[Figure record extracts]
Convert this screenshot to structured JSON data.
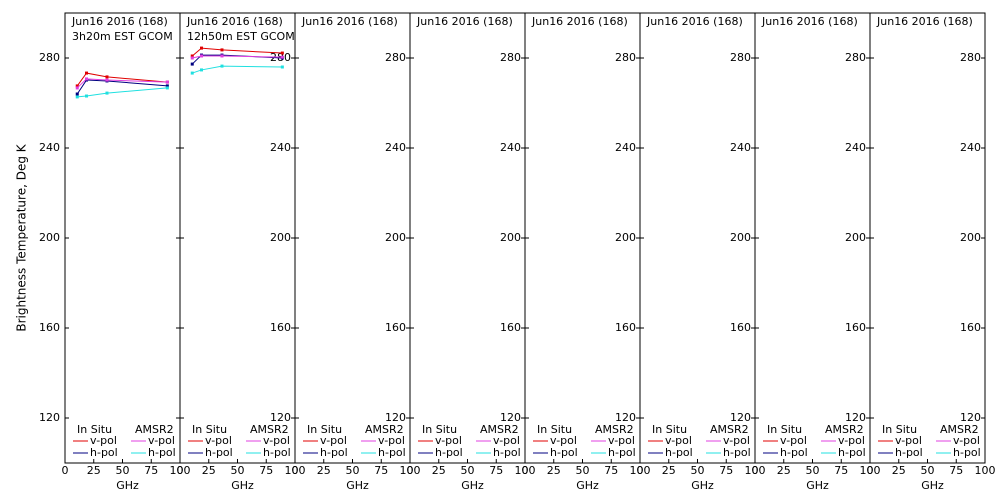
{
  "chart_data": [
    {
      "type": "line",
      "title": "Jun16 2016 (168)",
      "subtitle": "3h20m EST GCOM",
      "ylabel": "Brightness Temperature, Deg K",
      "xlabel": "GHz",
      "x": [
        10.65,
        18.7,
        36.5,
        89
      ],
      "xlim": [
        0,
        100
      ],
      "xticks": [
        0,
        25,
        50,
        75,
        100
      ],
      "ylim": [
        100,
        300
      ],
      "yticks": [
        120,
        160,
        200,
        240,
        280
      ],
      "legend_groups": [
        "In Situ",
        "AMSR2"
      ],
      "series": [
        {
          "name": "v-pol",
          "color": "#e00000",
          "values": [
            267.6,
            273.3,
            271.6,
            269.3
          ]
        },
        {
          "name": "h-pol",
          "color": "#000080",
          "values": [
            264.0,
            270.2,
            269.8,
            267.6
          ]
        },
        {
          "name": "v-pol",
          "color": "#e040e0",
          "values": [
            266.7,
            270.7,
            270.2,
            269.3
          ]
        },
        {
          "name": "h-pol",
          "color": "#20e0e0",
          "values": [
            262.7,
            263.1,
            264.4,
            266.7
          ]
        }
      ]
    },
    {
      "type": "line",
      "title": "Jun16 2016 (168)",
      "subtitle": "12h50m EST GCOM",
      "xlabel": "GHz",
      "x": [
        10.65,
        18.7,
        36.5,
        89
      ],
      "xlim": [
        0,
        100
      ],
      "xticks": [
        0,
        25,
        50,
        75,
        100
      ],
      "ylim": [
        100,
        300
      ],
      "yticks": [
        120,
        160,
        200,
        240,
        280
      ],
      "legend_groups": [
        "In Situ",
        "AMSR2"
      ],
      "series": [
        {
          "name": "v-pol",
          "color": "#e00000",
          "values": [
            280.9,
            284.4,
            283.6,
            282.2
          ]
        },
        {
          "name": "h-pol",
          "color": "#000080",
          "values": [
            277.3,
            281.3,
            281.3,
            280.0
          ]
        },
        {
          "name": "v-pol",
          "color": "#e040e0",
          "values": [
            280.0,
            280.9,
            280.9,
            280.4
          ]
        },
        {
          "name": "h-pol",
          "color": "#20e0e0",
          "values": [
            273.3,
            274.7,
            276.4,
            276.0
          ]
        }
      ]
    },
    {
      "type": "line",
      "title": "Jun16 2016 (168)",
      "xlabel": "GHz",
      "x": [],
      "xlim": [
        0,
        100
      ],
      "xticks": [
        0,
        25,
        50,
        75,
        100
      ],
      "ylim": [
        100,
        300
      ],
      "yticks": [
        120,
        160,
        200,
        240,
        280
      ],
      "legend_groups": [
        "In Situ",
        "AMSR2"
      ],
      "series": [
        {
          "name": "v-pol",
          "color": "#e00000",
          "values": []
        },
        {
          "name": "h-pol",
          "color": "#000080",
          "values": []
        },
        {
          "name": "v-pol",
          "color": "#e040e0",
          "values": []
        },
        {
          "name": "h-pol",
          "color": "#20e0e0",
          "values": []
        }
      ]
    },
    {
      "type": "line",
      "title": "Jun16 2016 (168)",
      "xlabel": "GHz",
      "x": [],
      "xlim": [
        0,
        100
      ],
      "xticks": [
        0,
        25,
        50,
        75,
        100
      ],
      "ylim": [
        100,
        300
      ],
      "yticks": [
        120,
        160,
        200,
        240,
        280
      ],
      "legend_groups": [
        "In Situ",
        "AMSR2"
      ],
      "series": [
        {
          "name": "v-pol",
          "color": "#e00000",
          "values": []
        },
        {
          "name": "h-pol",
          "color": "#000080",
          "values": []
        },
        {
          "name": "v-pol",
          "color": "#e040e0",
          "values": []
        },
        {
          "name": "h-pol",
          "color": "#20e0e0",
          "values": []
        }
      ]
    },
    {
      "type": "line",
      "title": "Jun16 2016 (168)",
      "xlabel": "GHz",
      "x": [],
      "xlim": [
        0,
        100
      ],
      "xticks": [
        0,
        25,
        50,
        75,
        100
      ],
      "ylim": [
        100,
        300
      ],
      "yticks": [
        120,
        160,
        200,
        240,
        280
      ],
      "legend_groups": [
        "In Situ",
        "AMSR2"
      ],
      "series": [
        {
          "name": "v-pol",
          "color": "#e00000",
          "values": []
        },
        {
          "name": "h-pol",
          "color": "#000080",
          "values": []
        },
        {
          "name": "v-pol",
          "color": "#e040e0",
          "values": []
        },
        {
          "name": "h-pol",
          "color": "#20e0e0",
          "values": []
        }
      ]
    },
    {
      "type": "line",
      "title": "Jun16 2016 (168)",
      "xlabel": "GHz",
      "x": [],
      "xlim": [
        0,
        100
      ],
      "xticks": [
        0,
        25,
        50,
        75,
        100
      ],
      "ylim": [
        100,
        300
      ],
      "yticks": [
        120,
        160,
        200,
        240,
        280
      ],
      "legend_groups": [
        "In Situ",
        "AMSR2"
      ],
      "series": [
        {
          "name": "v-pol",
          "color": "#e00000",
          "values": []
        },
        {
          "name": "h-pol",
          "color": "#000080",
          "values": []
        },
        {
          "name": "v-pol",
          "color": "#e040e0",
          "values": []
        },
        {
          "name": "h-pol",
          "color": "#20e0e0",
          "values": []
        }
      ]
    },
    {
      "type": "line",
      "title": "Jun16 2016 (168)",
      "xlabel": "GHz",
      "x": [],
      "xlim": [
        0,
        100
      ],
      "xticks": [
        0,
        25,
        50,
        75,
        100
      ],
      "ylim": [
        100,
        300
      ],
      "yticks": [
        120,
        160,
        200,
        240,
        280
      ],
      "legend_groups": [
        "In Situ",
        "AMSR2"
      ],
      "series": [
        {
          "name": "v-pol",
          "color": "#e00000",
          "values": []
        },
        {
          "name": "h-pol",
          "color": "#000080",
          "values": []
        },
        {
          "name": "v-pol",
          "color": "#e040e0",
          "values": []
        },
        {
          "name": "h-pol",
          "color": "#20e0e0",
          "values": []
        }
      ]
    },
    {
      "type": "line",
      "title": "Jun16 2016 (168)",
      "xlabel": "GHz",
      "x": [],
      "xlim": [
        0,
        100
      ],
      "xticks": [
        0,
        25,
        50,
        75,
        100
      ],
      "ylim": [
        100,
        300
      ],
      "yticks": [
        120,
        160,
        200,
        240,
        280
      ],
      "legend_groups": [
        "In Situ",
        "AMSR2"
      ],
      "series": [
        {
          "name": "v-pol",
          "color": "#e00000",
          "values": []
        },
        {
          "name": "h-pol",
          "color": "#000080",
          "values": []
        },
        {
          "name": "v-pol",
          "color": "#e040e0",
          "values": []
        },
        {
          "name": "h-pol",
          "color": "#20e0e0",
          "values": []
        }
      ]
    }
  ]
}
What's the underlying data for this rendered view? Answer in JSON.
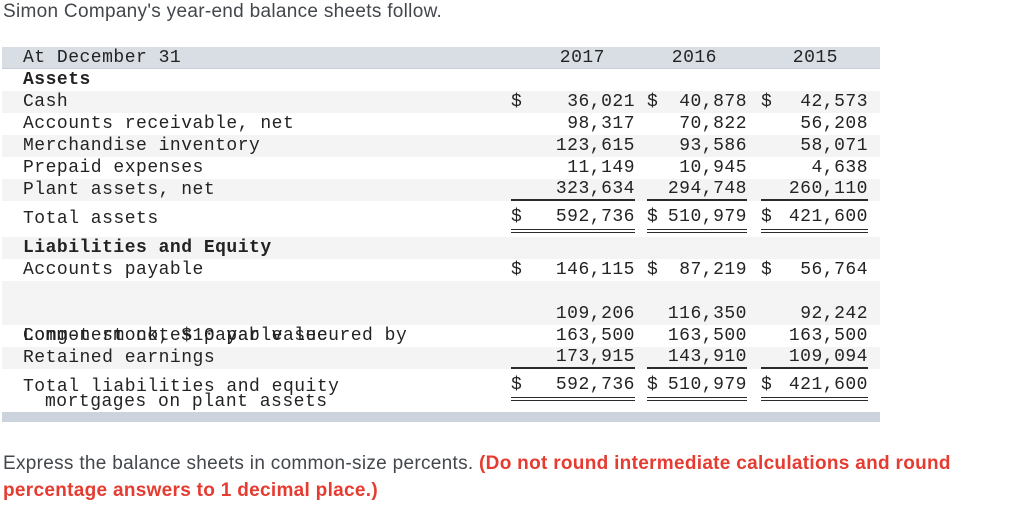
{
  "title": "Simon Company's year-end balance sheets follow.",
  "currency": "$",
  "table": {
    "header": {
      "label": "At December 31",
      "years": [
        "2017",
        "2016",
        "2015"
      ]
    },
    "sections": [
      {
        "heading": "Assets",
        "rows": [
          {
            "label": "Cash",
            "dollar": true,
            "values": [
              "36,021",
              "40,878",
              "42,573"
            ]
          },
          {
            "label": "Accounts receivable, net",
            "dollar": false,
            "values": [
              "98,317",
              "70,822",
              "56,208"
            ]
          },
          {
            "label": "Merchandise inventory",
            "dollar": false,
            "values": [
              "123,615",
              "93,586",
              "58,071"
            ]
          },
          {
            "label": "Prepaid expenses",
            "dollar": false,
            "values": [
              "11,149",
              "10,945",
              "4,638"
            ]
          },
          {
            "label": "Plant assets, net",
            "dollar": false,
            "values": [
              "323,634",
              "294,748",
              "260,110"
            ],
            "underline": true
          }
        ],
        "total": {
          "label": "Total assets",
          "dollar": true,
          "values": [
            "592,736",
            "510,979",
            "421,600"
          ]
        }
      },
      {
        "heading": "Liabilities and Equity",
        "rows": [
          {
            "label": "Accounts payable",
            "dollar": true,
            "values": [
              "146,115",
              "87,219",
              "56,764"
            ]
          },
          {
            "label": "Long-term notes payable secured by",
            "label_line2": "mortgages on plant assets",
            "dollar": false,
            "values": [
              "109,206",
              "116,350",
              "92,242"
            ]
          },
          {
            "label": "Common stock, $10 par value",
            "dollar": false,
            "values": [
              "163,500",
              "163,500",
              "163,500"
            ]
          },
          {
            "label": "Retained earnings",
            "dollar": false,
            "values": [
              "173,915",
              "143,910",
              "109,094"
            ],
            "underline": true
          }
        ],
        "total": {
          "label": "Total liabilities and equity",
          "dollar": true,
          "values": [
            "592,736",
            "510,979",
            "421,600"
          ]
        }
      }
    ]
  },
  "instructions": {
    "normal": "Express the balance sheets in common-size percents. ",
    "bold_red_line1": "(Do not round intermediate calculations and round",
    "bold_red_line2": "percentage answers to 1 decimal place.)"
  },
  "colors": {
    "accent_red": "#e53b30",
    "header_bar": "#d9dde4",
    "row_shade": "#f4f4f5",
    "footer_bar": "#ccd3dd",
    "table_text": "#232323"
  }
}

» DIRECTIVE:
Check each line of the records for the word "this", and show the lines that contain it.

» SOLUTION TO THE PROBLEM:
Convert this screenshot to structured JSON data.
What's the underlying data for this rendered view? Answer in JSON.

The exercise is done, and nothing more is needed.